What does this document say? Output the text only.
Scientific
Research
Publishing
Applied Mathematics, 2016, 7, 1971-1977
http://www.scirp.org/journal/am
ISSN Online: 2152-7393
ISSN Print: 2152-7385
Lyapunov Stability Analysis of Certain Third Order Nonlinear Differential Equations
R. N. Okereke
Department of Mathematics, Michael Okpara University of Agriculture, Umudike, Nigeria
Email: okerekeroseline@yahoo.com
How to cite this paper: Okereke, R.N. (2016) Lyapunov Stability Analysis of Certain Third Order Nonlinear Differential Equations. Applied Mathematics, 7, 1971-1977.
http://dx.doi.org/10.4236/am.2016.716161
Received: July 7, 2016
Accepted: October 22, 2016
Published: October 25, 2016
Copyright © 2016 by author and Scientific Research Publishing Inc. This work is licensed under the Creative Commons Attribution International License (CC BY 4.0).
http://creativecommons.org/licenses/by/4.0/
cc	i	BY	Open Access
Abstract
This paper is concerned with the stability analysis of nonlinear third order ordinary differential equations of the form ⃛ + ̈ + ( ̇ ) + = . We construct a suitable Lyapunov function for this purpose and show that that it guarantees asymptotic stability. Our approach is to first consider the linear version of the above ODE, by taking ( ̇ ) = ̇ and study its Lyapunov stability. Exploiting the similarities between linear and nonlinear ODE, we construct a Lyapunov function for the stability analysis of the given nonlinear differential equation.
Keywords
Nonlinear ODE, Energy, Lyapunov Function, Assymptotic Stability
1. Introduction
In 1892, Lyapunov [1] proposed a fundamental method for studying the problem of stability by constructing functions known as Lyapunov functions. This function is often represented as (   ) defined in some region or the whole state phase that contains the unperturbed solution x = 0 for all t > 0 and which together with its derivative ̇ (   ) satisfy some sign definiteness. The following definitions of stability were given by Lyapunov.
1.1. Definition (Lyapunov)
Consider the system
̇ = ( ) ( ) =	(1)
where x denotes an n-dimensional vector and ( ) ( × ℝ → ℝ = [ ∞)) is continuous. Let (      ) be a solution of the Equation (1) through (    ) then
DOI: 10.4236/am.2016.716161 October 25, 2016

******

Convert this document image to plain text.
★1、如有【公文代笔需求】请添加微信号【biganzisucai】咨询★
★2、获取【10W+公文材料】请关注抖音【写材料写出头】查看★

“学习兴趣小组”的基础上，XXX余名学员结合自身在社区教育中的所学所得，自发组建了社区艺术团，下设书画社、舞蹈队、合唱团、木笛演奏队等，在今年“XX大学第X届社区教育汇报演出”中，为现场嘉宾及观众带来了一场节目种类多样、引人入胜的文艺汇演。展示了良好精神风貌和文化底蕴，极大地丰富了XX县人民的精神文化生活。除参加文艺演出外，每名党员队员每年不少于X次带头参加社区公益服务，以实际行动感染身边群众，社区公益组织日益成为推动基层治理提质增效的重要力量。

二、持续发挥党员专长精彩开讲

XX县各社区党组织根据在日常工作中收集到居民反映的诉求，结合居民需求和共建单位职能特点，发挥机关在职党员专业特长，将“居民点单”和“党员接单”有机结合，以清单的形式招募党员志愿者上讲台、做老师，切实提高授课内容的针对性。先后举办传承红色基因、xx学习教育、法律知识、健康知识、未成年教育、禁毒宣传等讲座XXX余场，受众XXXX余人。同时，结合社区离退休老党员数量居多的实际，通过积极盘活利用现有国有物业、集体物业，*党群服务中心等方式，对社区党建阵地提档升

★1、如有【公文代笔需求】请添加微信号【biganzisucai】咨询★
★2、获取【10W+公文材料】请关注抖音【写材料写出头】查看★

******

▶ **What you have to do**: From the listing above, copy every line that includes the word "Scientific".

▶ **Written solution**:
Scientific
Copyright © 2016 by author and Scientific Research Publishing Inc. This work is licensed under the Creative Commons Attribution International License (CC BY 4.0).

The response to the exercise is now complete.